**YOUR TASK:** Omit the pictures and return every entry exactly as written.

**DATA EXCERPTS:**
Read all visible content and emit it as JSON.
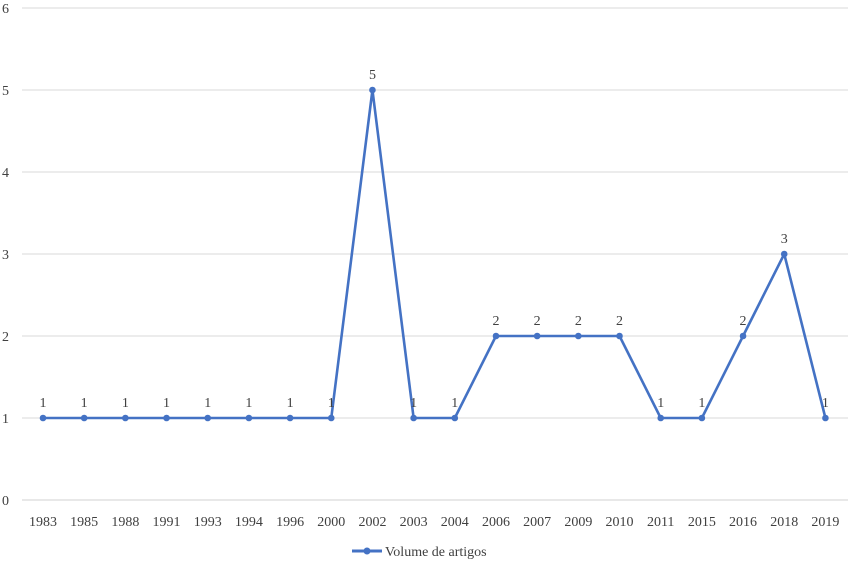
{
  "chart_data": {
    "type": "line",
    "title": "",
    "xlabel": "",
    "ylabel": "",
    "categories": [
      "1983",
      "1985",
      "1988",
      "1991",
      "1993",
      "1994",
      "1996",
      "2000",
      "2002",
      "2003",
      "2004",
      "2006",
      "2007",
      "2009",
      "2010",
      "2011",
      "2015",
      "2016",
      "2018",
      "2019"
    ],
    "series": [
      {
        "name": "Volume de artigos",
        "values": [
          1,
          1,
          1,
          1,
          1,
          1,
          1,
          1,
          5,
          1,
          1,
          2,
          2,
          2,
          2,
          1,
          1,
          2,
          3,
          1
        ],
        "color": "#4472C4"
      }
    ],
    "ylim": [
      0,
      6
    ],
    "yticks": [
      "0",
      "1",
      "2",
      "3",
      "4",
      "5",
      "6"
    ],
    "grid": "horizontal",
    "data_labels": true,
    "legend_position": "bottom"
  }
}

**EXERCISE ANSWER:**
Read all visible content and emit it as JSON.
{
  "chart_data": {
    "type": "line",
    "title": "",
    "xlabel": "",
    "ylabel": "",
    "categories": [
      "1983",
      "1985",
      "1988",
      "1991",
      "1993",
      "1994",
      "1996",
      "2000",
      "2002",
      "2003",
      "2004",
      "2006",
      "2007",
      "2009",
      "2010",
      "2011",
      "2015",
      "2016",
      "2018",
      "2019"
    ],
    "series": [
      {
        "name": "Volume de artigos",
        "values": [
          1,
          1,
          1,
          1,
          1,
          1,
          1,
          1,
          5,
          1,
          1,
          2,
          2,
          2,
          2,
          1,
          1,
          2,
          3,
          1
        ],
        "color": "#4472C4"
      }
    ],
    "ylim": [
      0,
      6
    ],
    "yticks": [
      "0",
      "1",
      "2",
      "3",
      "4",
      "5",
      "6"
    ],
    "grid": "horizontal",
    "data_labels": true,
    "legend_position": "bottom"
  }
}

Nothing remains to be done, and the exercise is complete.